- What this task involves:
Using the data beneath, show every line that includes the word "对于色泽很深的试样用该法不易观察时".

- Material for this exercise:
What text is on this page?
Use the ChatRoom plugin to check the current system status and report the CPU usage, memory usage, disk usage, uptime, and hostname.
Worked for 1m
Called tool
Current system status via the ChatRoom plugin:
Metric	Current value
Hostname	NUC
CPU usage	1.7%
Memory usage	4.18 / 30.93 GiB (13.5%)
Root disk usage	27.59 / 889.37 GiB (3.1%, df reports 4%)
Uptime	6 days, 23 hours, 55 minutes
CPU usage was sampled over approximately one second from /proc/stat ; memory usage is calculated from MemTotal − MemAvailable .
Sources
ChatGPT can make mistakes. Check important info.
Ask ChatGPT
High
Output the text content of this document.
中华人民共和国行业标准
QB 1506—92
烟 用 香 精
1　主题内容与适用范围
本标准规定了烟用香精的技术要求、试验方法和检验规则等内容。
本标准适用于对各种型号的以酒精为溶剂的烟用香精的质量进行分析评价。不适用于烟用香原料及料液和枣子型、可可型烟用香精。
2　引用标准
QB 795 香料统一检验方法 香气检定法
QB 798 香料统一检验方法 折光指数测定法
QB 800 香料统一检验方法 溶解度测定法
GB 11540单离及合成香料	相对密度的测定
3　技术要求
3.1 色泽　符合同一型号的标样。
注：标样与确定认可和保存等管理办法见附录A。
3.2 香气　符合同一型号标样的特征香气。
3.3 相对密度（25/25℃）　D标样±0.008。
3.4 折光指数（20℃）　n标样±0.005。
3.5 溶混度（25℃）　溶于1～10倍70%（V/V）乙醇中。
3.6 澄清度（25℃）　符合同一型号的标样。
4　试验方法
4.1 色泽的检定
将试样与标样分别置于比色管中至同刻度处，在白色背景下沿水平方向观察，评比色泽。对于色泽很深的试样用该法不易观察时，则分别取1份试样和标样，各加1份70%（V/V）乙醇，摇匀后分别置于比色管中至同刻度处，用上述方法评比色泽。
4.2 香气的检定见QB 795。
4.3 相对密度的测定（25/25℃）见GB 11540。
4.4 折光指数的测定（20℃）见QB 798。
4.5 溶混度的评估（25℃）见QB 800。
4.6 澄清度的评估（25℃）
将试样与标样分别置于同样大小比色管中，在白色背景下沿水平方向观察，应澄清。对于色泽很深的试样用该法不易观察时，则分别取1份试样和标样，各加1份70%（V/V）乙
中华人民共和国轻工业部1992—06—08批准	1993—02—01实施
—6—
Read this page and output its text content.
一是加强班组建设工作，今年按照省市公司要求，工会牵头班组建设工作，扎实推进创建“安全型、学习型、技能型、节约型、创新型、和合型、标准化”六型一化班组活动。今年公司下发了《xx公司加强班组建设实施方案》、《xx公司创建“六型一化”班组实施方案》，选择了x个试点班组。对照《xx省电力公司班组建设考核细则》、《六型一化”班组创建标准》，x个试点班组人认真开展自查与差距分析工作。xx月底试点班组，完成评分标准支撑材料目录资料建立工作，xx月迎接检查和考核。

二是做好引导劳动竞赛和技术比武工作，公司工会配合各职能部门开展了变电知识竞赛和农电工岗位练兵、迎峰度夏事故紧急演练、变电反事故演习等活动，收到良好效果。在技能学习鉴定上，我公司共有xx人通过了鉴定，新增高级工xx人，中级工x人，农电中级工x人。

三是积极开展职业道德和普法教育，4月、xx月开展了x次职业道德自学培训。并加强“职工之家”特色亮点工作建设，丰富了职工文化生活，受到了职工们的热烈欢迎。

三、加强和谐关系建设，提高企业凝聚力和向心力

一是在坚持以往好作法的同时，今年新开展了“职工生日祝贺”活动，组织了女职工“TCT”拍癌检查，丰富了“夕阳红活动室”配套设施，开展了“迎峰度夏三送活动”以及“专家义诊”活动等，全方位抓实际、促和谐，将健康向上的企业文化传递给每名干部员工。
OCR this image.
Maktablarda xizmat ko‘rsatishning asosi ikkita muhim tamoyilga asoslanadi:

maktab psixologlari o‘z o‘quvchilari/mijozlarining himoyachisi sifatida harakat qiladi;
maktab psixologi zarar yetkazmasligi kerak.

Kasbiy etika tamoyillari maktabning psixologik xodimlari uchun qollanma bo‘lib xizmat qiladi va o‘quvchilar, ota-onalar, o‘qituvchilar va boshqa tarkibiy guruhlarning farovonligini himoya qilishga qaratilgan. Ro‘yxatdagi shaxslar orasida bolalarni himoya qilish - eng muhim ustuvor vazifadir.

- Task response:
将试样与标样分别置于比色管中至同刻度处，在白色背景下沿水平方向观察，评比色泽。对于色泽很深的试样用该法不易观察时，则分别取1份试样和标样，各加1份70%（V/V）乙醇，摇匀后分别置于比色管中至同刻度处，用上述方法评比色泽。
将试样与标样分别置于同样大小比色管中，在白色背景下沿水平方向观察，应澄清。对于色泽很深的试样用该法不易观察时，则分别取1份试样和标样，各加1份70%（V/V）乙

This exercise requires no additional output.